■ SOURCE INFORMATION ■

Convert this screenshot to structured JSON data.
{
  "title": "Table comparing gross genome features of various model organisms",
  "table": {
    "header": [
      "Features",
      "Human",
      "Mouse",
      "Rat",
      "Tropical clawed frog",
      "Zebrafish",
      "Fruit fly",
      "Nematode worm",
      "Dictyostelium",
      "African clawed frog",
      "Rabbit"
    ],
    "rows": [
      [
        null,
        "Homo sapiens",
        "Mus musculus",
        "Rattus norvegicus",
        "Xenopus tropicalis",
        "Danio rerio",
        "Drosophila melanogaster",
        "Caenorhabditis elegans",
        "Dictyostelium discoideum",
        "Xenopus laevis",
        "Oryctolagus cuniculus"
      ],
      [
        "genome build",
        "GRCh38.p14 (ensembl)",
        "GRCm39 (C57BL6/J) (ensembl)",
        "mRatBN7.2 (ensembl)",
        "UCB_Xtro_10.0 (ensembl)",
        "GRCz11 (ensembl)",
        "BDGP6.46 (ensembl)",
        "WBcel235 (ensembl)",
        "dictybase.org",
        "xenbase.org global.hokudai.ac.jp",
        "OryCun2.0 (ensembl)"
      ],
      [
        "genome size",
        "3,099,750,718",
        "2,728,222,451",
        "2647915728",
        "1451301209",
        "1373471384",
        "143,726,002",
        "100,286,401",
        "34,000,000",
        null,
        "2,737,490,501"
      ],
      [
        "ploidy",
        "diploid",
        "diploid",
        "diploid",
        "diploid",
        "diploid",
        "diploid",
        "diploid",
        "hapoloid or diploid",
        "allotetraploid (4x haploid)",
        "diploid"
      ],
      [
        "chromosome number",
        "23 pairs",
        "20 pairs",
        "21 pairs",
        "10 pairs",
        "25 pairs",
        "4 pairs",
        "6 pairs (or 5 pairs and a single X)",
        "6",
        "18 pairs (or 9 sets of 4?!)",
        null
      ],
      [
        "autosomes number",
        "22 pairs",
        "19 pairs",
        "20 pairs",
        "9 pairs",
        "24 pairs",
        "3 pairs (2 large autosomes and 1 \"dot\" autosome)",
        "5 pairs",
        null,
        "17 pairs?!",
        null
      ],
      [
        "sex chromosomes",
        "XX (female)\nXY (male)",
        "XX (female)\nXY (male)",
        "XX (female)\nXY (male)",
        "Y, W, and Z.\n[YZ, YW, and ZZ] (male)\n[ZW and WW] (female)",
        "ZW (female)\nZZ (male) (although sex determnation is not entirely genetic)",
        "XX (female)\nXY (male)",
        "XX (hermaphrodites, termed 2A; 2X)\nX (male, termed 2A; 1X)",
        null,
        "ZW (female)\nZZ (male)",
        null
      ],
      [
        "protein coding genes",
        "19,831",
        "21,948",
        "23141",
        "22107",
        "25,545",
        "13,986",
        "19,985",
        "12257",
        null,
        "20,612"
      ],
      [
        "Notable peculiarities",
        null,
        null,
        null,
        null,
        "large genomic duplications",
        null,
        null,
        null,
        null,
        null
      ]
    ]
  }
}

■ WHAT THE TASK ASKS ■
Return every line of the material in which the word "frog" is found.

■ ANSWER SECTION ■
      "Tropical clawed frog",
      "African clawed frog",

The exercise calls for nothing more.